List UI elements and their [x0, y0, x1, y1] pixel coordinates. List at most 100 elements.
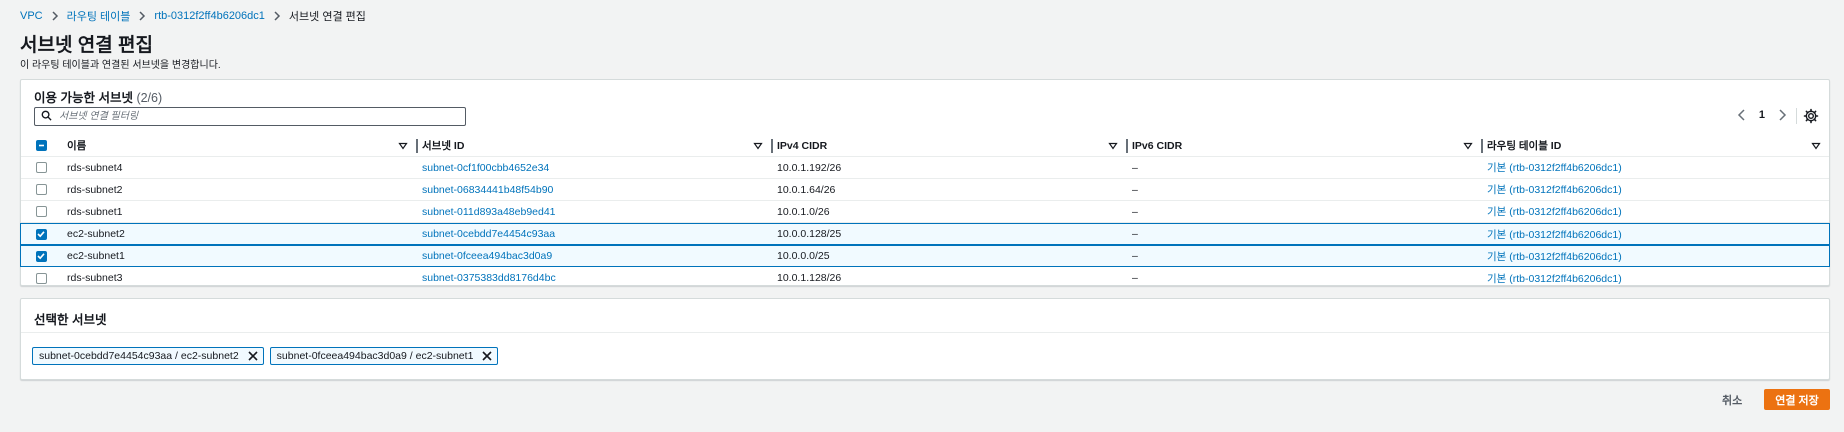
- table-row[interactable]: rds-subnet4 subnet-0cf1f00cbb4652e34 10.0.…: [21, 157, 1829, 179]
- route-table-link[interactable]: 기본 (rtb-0312f2ff4b6206dc1): [1481, 227, 1829, 242]
- row-checkbox[interactable]: [35, 228, 47, 240]
- column-label: 이름: [67, 140, 87, 152]
- route-table-link[interactable]: 기본 (rtb-0312f2ff4b6206dc1): [1481, 160, 1829, 175]
- subnet-id-link[interactable]: subnet-0fceea494bac3d0a9: [416, 250, 771, 262]
- row-checkbox-cell: [21, 162, 61, 173]
- ipv4-cidr: 10.0.1.0/26: [777, 205, 830, 218]
- subnet-name: ec2-subnet1: [67, 250, 125, 262]
- page: VPC 라우팅 테이블 rtb-0312f2ff4b6206dc1 서브넷 연결…: [0, 0, 1844, 432]
- subnet-filter-input[interactable]: [57, 110, 457, 123]
- table-row[interactable]: ec2-subnet2 subnet-0cebdd7e4454c93aa 10.0.…: [20, 223, 1830, 245]
- breadcrumb-route-tables[interactable]: 라우팅 테이블: [67, 8, 131, 24]
- row-checkbox[interactable]: [35, 162, 47, 173]
- selected-subnets-panel: 선택한 서브넷 subnet-0cebdd7e4454c93aa / ec2-s…: [20, 298, 1830, 380]
- row-checkbox[interactable]: [35, 184, 47, 195]
- breadcrumb-route-table-id[interactable]: rtb-0312f2ff4b6206dc1: [154, 10, 265, 22]
- ipv4-cidr: 10.0.0.128/25: [777, 228, 842, 240]
- caret-down-icon: [1108, 141, 1118, 151]
- row-checkbox[interactable]: [35, 206, 47, 217]
- token-label: subnet-0cebdd7e4454c93aa / ec2-subnet2: [39, 350, 239, 362]
- close-icon[interactable]: [247, 350, 259, 362]
- table-header: 이름 서브넷 ID IPv4 CIDR IPv6 CIDR 라우팅 테이블 ID: [21, 135, 1829, 157]
- row-checkbox-cell: [21, 206, 61, 217]
- table-row[interactable]: rds-subnet2 subnet-06834441b48f54b90 10.0.…: [21, 179, 1829, 201]
- ipv4-cidr: 10.0.1.64/26: [777, 183, 836, 196]
- available-subnets-title: 이용 가능한 서브넷 (2/6): [34, 87, 162, 106]
- filter-box: [34, 107, 466, 126]
- subnet-name: rds-subnet4: [67, 161, 123, 174]
- column-divider[interactable]: [1126, 138, 1128, 153]
- subnet-id-link[interactable]: subnet-011d893a48eb9ed41: [416, 206, 771, 218]
- ipv4-cidr: 10.0.0.0/25: [777, 250, 830, 262]
- column-divider[interactable]: [1481, 138, 1483, 153]
- route-table-link[interactable]: 기본 (rtb-0312f2ff4b6206dc1): [1481, 249, 1829, 264]
- breadcrumb-vpc[interactable]: VPC: [20, 10, 43, 22]
- save-associations-button[interactable]: 연결 저장: [1764, 389, 1830, 410]
- cancel-button[interactable]: 취소: [1722, 392, 1742, 408]
- subnet-name: rds-subnet3: [67, 272, 123, 284]
- caret-down-icon: [753, 141, 763, 151]
- subnet-id-link[interactable]: subnet-06834441b48f54b90: [416, 184, 771, 196]
- column-header-route-table[interactable]: 라우팅 테이블 ID: [1481, 135, 1829, 157]
- ipv6-cidr: –: [1132, 228, 1138, 240]
- available-subnets-panel: 이용 가능한 서브넷 (2/6) 1 이름: [20, 79, 1830, 286]
- selected-tokens: subnet-0cebdd7e4454c93aa / ec2-subnet2 su…: [32, 347, 499, 365]
- gear-icon[interactable]: [1803, 108, 1819, 124]
- ipv6-cidr: –: [1132, 183, 1138, 196]
- page-title: 서브넷 연결 편집: [20, 35, 153, 56]
- search-icon: [41, 110, 52, 124]
- ipv6-cidr: –: [1132, 250, 1138, 262]
- row-checkbox[interactable]: [35, 272, 47, 284]
- selected-subnet-token: subnet-0fceea494bac3d0a9 / ec2-subnet1: [269, 347, 499, 365]
- column-divider[interactable]: [416, 138, 418, 153]
- caret-down-icon: [1811, 141, 1821, 151]
- caret-down-icon: [398, 141, 408, 151]
- column-header-ipv6[interactable]: IPv6 CIDR: [1126, 135, 1481, 157]
- column-label: 서브넷 ID: [422, 140, 465, 152]
- page-number[interactable]: 1: [1759, 109, 1765, 121]
- subnets-table: 이름 서브넷 ID IPv4 CIDR IPv6 CIDR 라우팅 테이블 ID…: [20, 135, 1830, 289]
- column-header-ipv4[interactable]: IPv4 CIDR: [771, 135, 1126, 157]
- next-page-button[interactable]: [1775, 108, 1789, 122]
- table-row[interactable]: ec2-subnet1 subnet-0fceea494bac3d0a9 10.0.…: [20, 245, 1830, 267]
- ipv4-cidr: 10.0.1.128/26: [777, 272, 842, 284]
- selected-subnets-title: 선택한 서브넷: [34, 313, 107, 327]
- close-icon[interactable]: [481, 350, 493, 362]
- subnet-id-link[interactable]: subnet-0cebdd7e4454c93aa: [416, 228, 771, 240]
- available-subnets-heading: 이용 가능한 서브넷: [34, 91, 133, 105]
- chevron-right-icon: [136, 10, 148, 22]
- breadcrumb: VPC 라우팅 테이블 rtb-0312f2ff4b6206dc1 서브넷 연결…: [20, 8, 366, 24]
- column-label: IPv4 CIDR: [777, 139, 828, 152]
- row-checkbox-cell: [21, 184, 61, 195]
- column-divider[interactable]: [771, 138, 773, 153]
- previous-page-button[interactable]: [1735, 108, 1749, 122]
- token-label: subnet-0fceea494bac3d0a9 / ec2-subnet1: [276, 350, 474, 362]
- ipv6-cidr: –: [1132, 161, 1138, 174]
- checkmark-icon: [37, 231, 45, 238]
- selected-subnets-header: 선택한 서브넷: [21, 299, 1829, 333]
- column-label: 라우팅 테이블 ID: [1487, 140, 1562, 152]
- route-table-link[interactable]: 기본 (rtb-0312f2ff4b6206dc1): [1481, 204, 1829, 219]
- table-row[interactable]: rds-subnet1 subnet-011d893a48eb9ed41 10.0.…: [21, 201, 1829, 223]
- column-header-subnet-id[interactable]: 서브넷 ID: [416, 135, 771, 157]
- subnet-name: rds-subnet2: [67, 183, 123, 196]
- table-row[interactable]: rds-subnet3 subnet-0375383dd8176d4bc 10.0.…: [21, 267, 1829, 289]
- ipv6-cidr: –: [1132, 205, 1138, 218]
- route-table-link[interactable]: 기본 (rtb-0312f2ff4b6206dc1): [1481, 182, 1829, 197]
- ipv6-cidr: –: [1132, 272, 1138, 284]
- selected-count: (2/6): [136, 91, 163, 105]
- route-table-link[interactable]: 기본 (rtb-0312f2ff4b6206dc1): [1481, 271, 1829, 286]
- chevron-right-icon: [49, 10, 61, 22]
- row-checkbox[interactable]: [35, 250, 47, 262]
- ipv4-cidr: 10.0.1.192/26: [777, 161, 842, 174]
- breadcrumb-current: 서브넷 연결 편집: [288, 11, 366, 23]
- select-all-checkbox[interactable]: [35, 140, 47, 151]
- subnet-id-link[interactable]: subnet-0cf1f00cbb4652e34: [416, 162, 771, 174]
- column-header-name[interactable]: 이름: [61, 135, 416, 157]
- page-description: 이 라우팅 테이블과 연결된 서브넷을 변경합니다.: [20, 60, 221, 71]
- select-all-cell: [21, 140, 61, 151]
- pager-divider: [1796, 108, 1797, 124]
- row-checkbox-cell: [21, 250, 61, 262]
- subnet-id-link[interactable]: subnet-0375383dd8176d4bc: [416, 272, 771, 284]
- row-checkbox-cell: [21, 228, 61, 240]
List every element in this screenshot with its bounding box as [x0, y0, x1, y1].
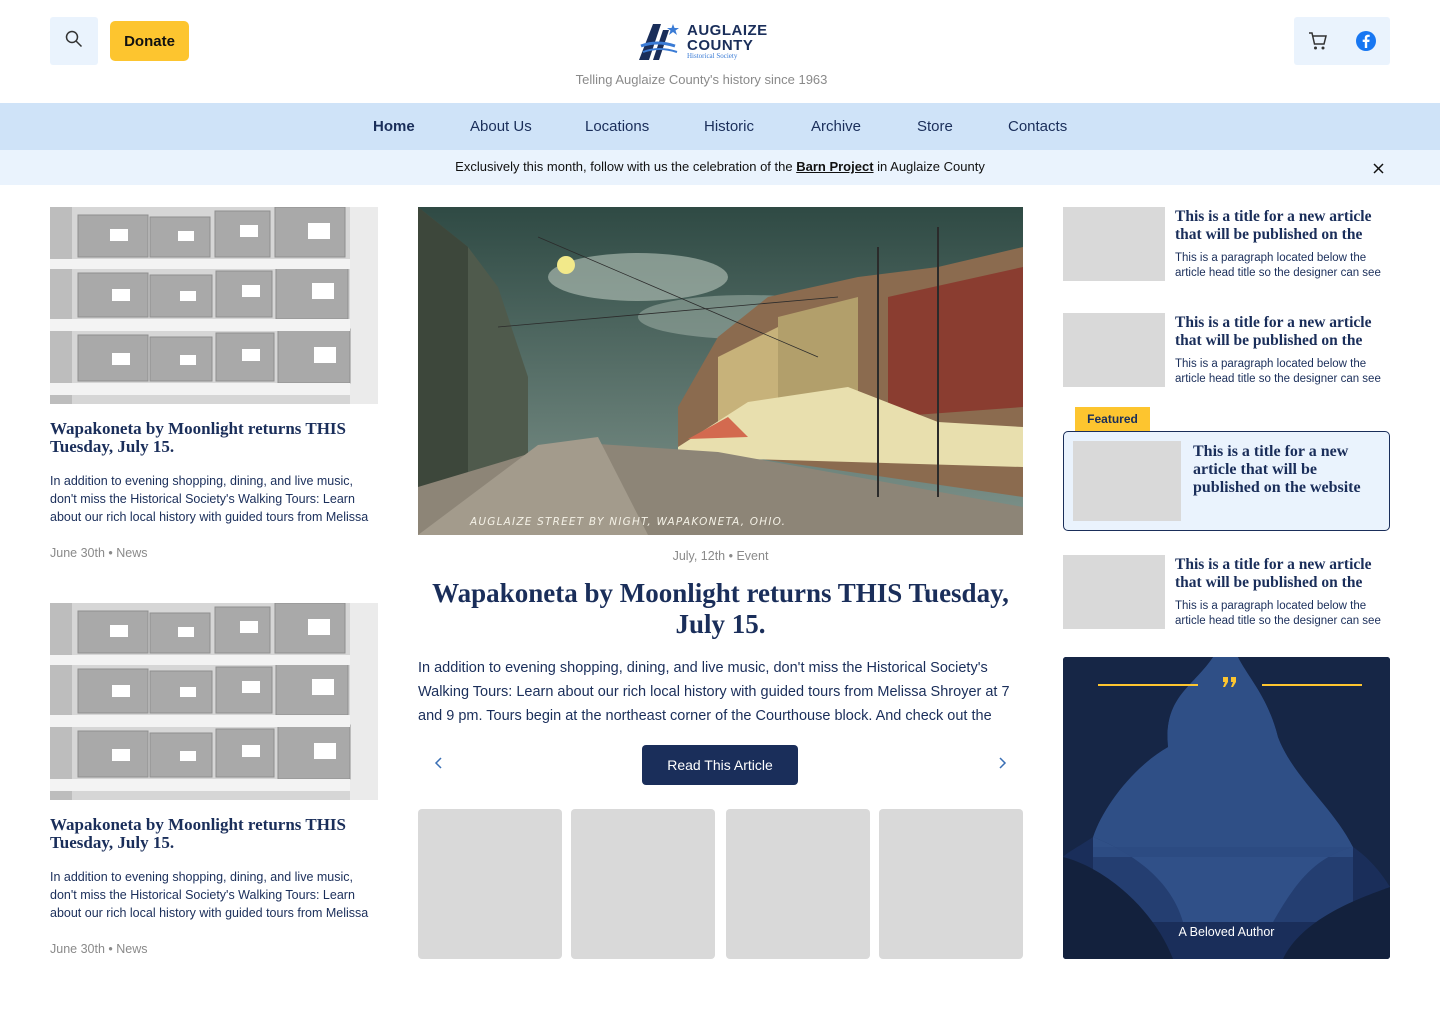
sidebar-article-title[interactable]: This is a title for a new article that w…	[1175, 208, 1389, 244]
site-tagline: Telling Auglaize County's history since …	[575, 72, 828, 87]
carousel-thumbnail[interactable]	[418, 809, 562, 959]
article-meta: June 30th • News	[50, 942, 148, 956]
sidebar-article-thumbnail	[1063, 313, 1165, 387]
carousel-thumbnail[interactable]	[571, 809, 715, 959]
nav-item-store[interactable]: Store	[917, 118, 953, 135]
logo-line2: COUNTY	[687, 36, 754, 54]
article-title[interactable]: Wapakoneta by Moonlight returns THIS Tue…	[50, 420, 378, 456]
hero-title[interactable]: Wapakoneta by Moonlight returns THIS Tue…	[418, 578, 1023, 640]
sidebar-article-thumbnail	[1063, 555, 1165, 629]
article-excerpt: In addition to evening shopping, dining,…	[50, 474, 369, 524]
site-header: Donate AUGLAIZE COUNTY Historical Societ…	[0, 0, 1440, 103]
featured-badge: Featured	[1075, 407, 1150, 431]
sidebar-article-thumbnail	[1063, 207, 1165, 281]
nav-item-about-us[interactable]: About Us	[470, 118, 532, 135]
main-nav: Home About Us Locations Historic Archive…	[0, 103, 1440, 150]
sidebar-article[interactable]: This is a title for a new article that w…	[1063, 313, 1390, 387]
banner-text: Exclusively this month, follow with us t…	[0, 159, 1440, 174]
sidebar-article[interactable]: This is a title for a new article that w…	[1063, 555, 1390, 629]
quote-background-image	[1063, 657, 1390, 959]
quote-card: A Beloved Author	[1063, 657, 1390, 959]
logo-line1: AUGLAIZE	[687, 21, 768, 39]
nav-item-locations[interactable]: Locations	[585, 118, 649, 135]
article-excerpt: In addition to evening shopping, dining,…	[50, 870, 369, 920]
banner-text-before: Exclusively this month, follow with us t…	[455, 159, 797, 174]
carousel-thumbnail[interactable]	[879, 809, 1023, 959]
banner-link[interactable]: Barn Project	[796, 159, 873, 174]
close-icon[interactable]	[1368, 158, 1388, 178]
article-meta: June 30th • News	[50, 546, 148, 560]
chevron-left-icon	[434, 756, 442, 774]
hero-meta: July, 12th • Event	[672, 549, 769, 563]
nav-item-archive[interactable]: Archive	[811, 118, 861, 135]
carousel-prev-button[interactable]	[427, 754, 449, 776]
announcement-banner: Exclusively this month, follow with us t…	[0, 150, 1440, 185]
search-button[interactable]	[50, 17, 98, 65]
site-logo[interactable]: AUGLAIZE COUNTY Historical Society	[637, 20, 777, 62]
chevron-right-icon	[999, 756, 1007, 774]
sidebar-article-title[interactable]: This is a title for a new article that w…	[1175, 556, 1389, 592]
hero-image-caption: AUGLAIZE STREET BY NIGHT, WAPAKONETA, OH…	[469, 516, 786, 528]
quote-author: A Beloved Author	[1178, 925, 1275, 939]
search-icon	[65, 30, 83, 53]
featured-article-title[interactable]: This is a title for a new article that w…	[1193, 443, 1383, 497]
article-card[interactable]: Wapakoneta by Moonlight returns THIS Tue…	[50, 603, 378, 956]
nav-item-home[interactable]: Home	[373, 118, 415, 135]
read-article-button[interactable]: Read This Article	[642, 745, 798, 785]
article-title[interactable]: Wapakoneta by Moonlight returns THIS Tue…	[50, 816, 378, 852]
sidebar-article-title[interactable]: This is a title for a new article that w…	[1175, 314, 1389, 350]
header-tools	[1294, 17, 1390, 65]
banner-text-after: in Auglaize County	[873, 159, 985, 174]
featured-article[interactable]: This is a title for a new article that w…	[1063, 431, 1390, 531]
archive-shelves-image	[50, 207, 378, 404]
sidebar-article-excerpt: This is a paragraph located below the ar…	[1175, 358, 1381, 385]
facebook-icon[interactable]	[1354, 29, 1378, 53]
hero-excerpt: In addition to evening shopping, dining,…	[418, 660, 1010, 724]
article-card[interactable]: Wapakoneta by Moonlight returns THIS Tue…	[50, 207, 378, 560]
donate-button[interactable]: Donate	[110, 21, 189, 61]
featured-article-thumbnail	[1073, 441, 1181, 521]
sidebar-article[interactable]: This is a title for a new article that w…	[1063, 207, 1390, 281]
carousel-next-button[interactable]	[992, 754, 1014, 776]
cart-icon[interactable]	[1306, 29, 1330, 53]
sidebar-article-excerpt: This is a paragraph located below the ar…	[1175, 252, 1381, 279]
quote-mark-icon	[1221, 675, 1239, 694]
hero-image[interactable]: AUGLAIZE STREET BY NIGHT, WAPAKONETA, OH…	[418, 207, 1023, 535]
sidebar-article-excerpt: This is a paragraph located below the ar…	[1175, 600, 1381, 627]
logo-mark-icon	[637, 20, 681, 62]
nav-item-contacts[interactable]: Contacts	[1008, 118, 1067, 135]
logo-line3: Historical Society	[687, 51, 738, 60]
carousel-thumbnail[interactable]	[726, 809, 870, 959]
nav-item-historic[interactable]: Historic	[704, 118, 754, 135]
archive-shelves-image	[50, 603, 378, 800]
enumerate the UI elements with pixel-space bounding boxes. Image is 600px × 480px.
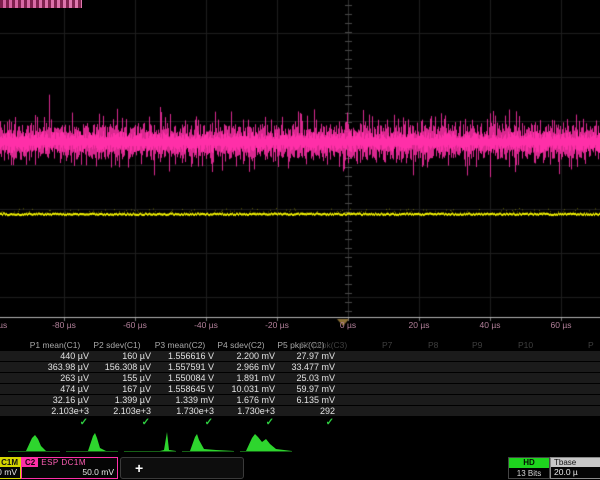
status-check-icon: ✓ [20, 417, 90, 429]
time-axis-label: -20 µs [255, 320, 299, 330]
tbase-value: 20.0 µ [551, 467, 600, 478]
histicon-p4[interactable] [182, 430, 234, 459]
measure-column-p3: P3 mean(C2)1.556616 V1.557591 V1.550084 … [145, 340, 215, 429]
c2-badge: C2 [22, 458, 38, 467]
time-axis: -100 µs -80 µs -60 µs -40 µs -20 µs 0 µs 20 µs… [0, 320, 600, 333]
measure-value: 156.308 µV [82, 362, 152, 373]
hd-mode-box[interactable]: HD 13 Bits [508, 457, 550, 479]
c2-volts-per-div: 50.0 mV [22, 467, 117, 478]
measure-value: 1.550084 V [145, 373, 215, 384]
measure-value: 155 µV [82, 373, 152, 384]
measure-header[interactable]: P1 mean(C1) [20, 340, 90, 351]
channel-c1-descriptor[interactable]: C1M 0 mV [0, 457, 21, 479]
status-check-icon: ✓ [266, 417, 336, 429]
inactive-measure-header: P9 [472, 340, 482, 351]
time-axis-label: -100 µs [0, 320, 15, 330]
channel-c2-descriptor[interactable]: C2ESP DC1M 50.0 mV [21, 457, 118, 479]
waveform-display[interactable] [0, 0, 600, 334]
measure-header[interactable]: P3 mean(C2) [145, 340, 215, 351]
inactive-measure-header: P6 pkpk(C3) [300, 340, 347, 351]
measure-value: 1.399 µV [82, 395, 152, 406]
time-axis-label: 0 µs [326, 320, 370, 330]
histicon-row [0, 430, 600, 457]
inactive-measure-header: P [588, 340, 594, 351]
measure-column-p5: P5 pkpk(C2)27.97 mV33.477 mV25.03 mV59.9… [266, 340, 336, 429]
measure-value: 1.730e+3 [145, 406, 215, 417]
time-axis-label: 40 µs [468, 320, 512, 330]
histicon-p1[interactable] [8, 430, 60, 459]
status-check-icon: ✓ [82, 417, 152, 429]
descriptor-bar: C1M 0 mV C2ESP DC1M 50.0 mV + HD 13 Bits… [0, 457, 600, 480]
time-axis-label: -40 µs [184, 320, 228, 330]
measure-table: P1 mean(C1)440 µV363.98 µV263 µV474 µV32… [0, 340, 600, 430]
oscilloscope-screen: -100 µs -80 µs -60 µs -40 µs -20 µs 0 µs 20 µs… [0, 0, 600, 480]
inactive-measure-header: P8 [428, 340, 438, 351]
clipped-top-label [0, 0, 82, 8]
measure-value: 292 [266, 406, 336, 417]
c2-strip: C2ESP DC1M [22, 458, 117, 467]
measure-header[interactable]: P2 sdev(C1) [82, 340, 152, 351]
add-trace-box[interactable]: + [120, 457, 244, 479]
measure-value: 1.557591 V [145, 362, 215, 373]
measure-value: 1.558645 V [145, 384, 215, 395]
measure-value: 1.339 mV [145, 395, 215, 406]
measure-column-p1: P1 mean(C1)440 µV363.98 µV263 µV474 µV32… [20, 340, 90, 429]
inactive-measure-header: P10 [518, 340, 533, 351]
tbase-label: Tbase [551, 458, 600, 467]
c1-volts-per-div: 0 mV [0, 467, 20, 478]
measure-value: 33.477 mV [266, 362, 336, 373]
timebase-descriptor[interactable]: Tbase 20.0 µ [550, 457, 600, 479]
c1-badge: C1M [0, 458, 20, 467]
time-axis-label: -60 µs [113, 320, 157, 330]
measure-value: 474 µV [20, 384, 90, 395]
measure-column-p2: P2 sdev(C1)160 µV156.308 µV155 µV167 µV1… [82, 340, 152, 429]
hd-badge: HD [509, 458, 549, 468]
measure-value: 2.103e+3 [20, 406, 90, 417]
measure-value: 2.103e+3 [82, 406, 152, 417]
time-axis-label: -80 µs [42, 320, 86, 330]
measure-value: 1.556616 V [145, 351, 215, 362]
inactive-measure-header: P7 [382, 340, 392, 351]
histicon-p3[interactable] [124, 430, 176, 459]
time-axis-label: 60 µs [539, 320, 583, 330]
plus-icon[interactable]: + [135, 459, 143, 477]
time-axis-label: 20 µs [397, 320, 441, 330]
measure-value: 25.03 mV [266, 373, 336, 384]
measure-value: 32.16 µV [20, 395, 90, 406]
status-check-icon: ✓ [145, 417, 215, 429]
measure-value: 160 µV [82, 351, 152, 362]
measure-value: 363.98 µV [20, 362, 90, 373]
histicon-p5[interactable] [240, 430, 292, 459]
measure-value: 6.135 mV [266, 395, 336, 406]
measure-value: 167 µV [82, 384, 152, 395]
measure-value: 440 µV [20, 351, 90, 362]
c2-coupling: ESP DC1M [38, 458, 86, 467]
measure-value: 27.97 mV [266, 351, 336, 362]
measure-value: 59.97 mV [266, 384, 336, 395]
histicon-p2[interactable] [66, 430, 118, 459]
measure-value: 263 µV [20, 373, 90, 384]
hd-bits: 13 Bits [509, 468, 549, 478]
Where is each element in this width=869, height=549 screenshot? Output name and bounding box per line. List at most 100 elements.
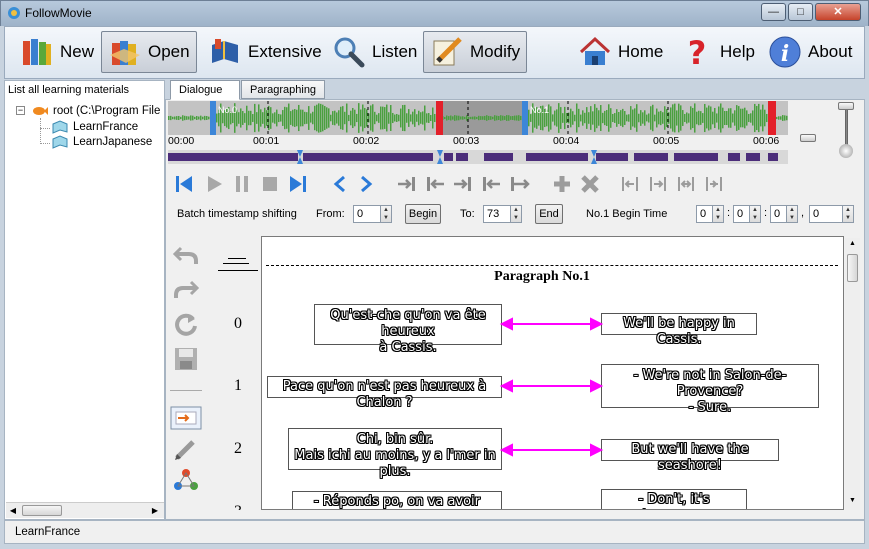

***

SET PROBLEM: Rewrite the lines of the items above as a numbered list, starting with the line containing "208, 1389, 244]" and ending with the line containing "809, 562, 959]", both included. Leave out any blank lines.

RESULT OF THIS EXERCISE:
1. sidebar-article-title[interactable]: This is a title for a new article that w…	[1175, 208, 1389, 244]
2. site-tagline: Telling Auglaize County's history since …	[575, 72, 828, 87]
3. carousel-thumbnail[interactable]	[418, 809, 562, 959]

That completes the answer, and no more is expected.